WHAT YOU WILL DO >> Check each line of the listing for the word "SUPREME" and report how many lines contain it, giving nothing but the number.

(Saved entries)
────────

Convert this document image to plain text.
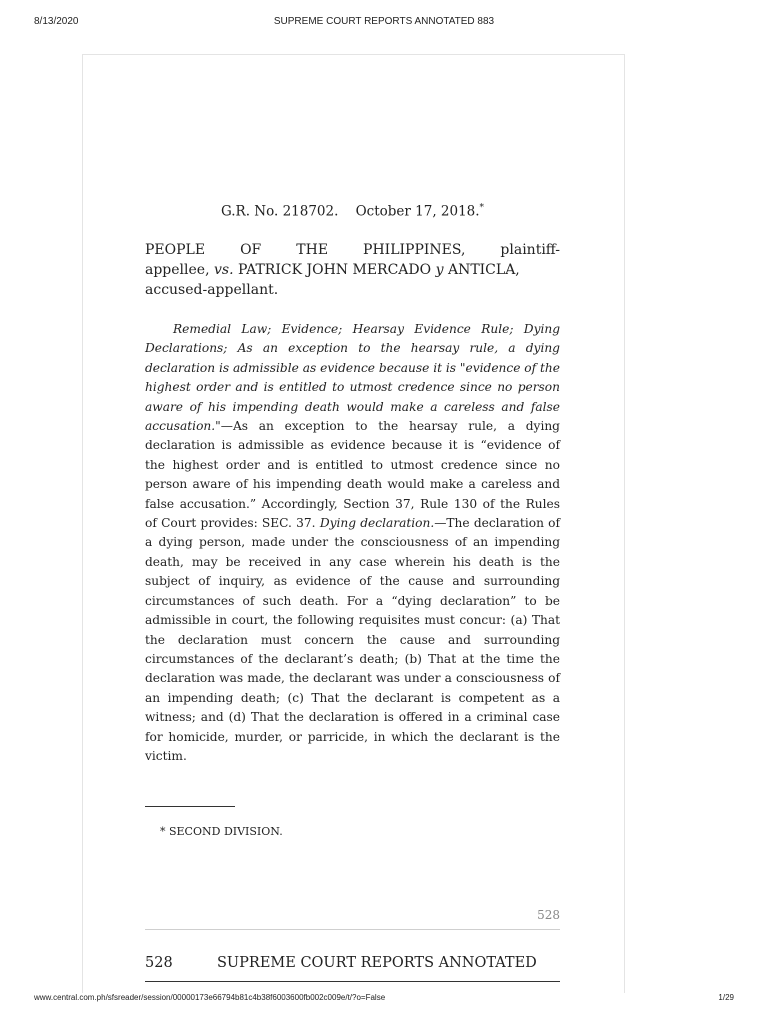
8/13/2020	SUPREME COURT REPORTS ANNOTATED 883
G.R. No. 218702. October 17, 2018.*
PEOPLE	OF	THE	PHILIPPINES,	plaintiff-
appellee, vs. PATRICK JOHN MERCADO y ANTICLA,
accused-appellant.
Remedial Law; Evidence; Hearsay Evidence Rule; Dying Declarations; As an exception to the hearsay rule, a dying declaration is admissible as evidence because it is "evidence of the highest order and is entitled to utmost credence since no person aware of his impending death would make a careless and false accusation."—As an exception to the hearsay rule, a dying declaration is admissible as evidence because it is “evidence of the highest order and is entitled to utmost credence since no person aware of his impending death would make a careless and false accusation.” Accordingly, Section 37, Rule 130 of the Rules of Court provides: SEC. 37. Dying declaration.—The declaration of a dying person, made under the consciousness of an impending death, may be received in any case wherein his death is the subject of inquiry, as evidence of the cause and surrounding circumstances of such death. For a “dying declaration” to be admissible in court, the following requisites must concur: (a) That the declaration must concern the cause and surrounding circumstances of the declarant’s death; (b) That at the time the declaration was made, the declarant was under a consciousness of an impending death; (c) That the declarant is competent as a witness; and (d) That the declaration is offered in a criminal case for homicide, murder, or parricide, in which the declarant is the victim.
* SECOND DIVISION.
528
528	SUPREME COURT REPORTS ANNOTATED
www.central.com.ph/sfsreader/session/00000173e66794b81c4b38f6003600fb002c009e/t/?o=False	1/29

────────

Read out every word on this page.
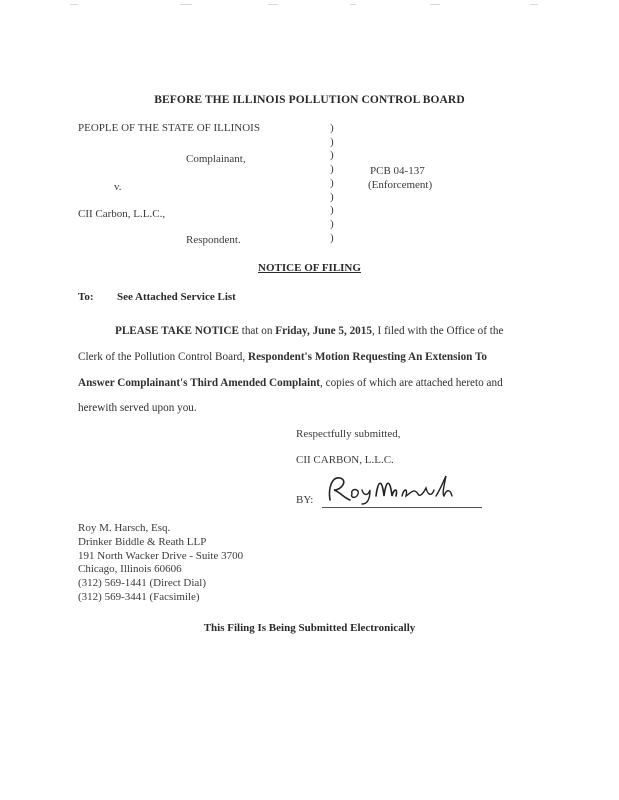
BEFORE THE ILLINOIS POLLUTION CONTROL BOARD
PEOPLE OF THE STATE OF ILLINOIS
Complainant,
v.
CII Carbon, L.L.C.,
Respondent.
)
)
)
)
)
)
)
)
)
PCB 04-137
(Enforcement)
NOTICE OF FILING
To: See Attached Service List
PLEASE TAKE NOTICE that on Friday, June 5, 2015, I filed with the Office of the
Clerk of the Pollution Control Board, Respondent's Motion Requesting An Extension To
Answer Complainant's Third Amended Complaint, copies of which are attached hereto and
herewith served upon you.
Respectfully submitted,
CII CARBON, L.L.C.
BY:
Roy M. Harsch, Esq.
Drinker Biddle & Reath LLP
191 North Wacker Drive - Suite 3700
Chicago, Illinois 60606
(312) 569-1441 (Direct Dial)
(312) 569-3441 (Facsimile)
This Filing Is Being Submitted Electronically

────────

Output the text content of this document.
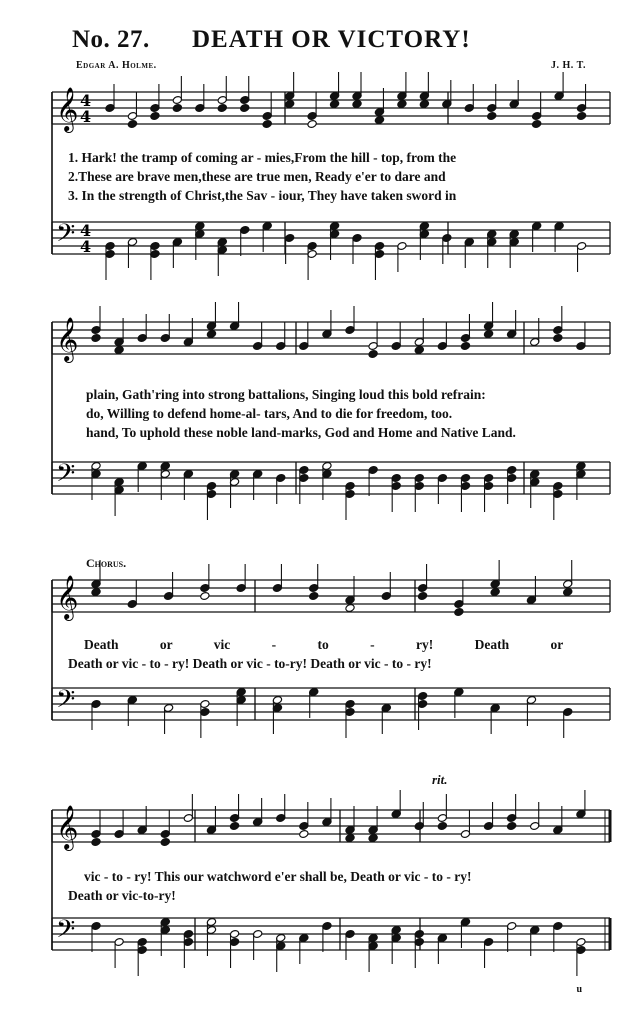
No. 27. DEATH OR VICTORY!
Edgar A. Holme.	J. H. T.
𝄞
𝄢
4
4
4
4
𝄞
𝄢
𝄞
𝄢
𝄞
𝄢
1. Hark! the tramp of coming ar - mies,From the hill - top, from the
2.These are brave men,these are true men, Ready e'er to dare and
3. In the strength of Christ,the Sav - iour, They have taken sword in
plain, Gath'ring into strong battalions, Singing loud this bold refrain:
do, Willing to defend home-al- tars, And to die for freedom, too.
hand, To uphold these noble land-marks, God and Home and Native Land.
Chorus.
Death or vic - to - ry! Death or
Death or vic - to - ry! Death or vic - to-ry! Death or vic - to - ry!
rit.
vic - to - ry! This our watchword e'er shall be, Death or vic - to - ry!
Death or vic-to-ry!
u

────────

FINAL RESULT >> 2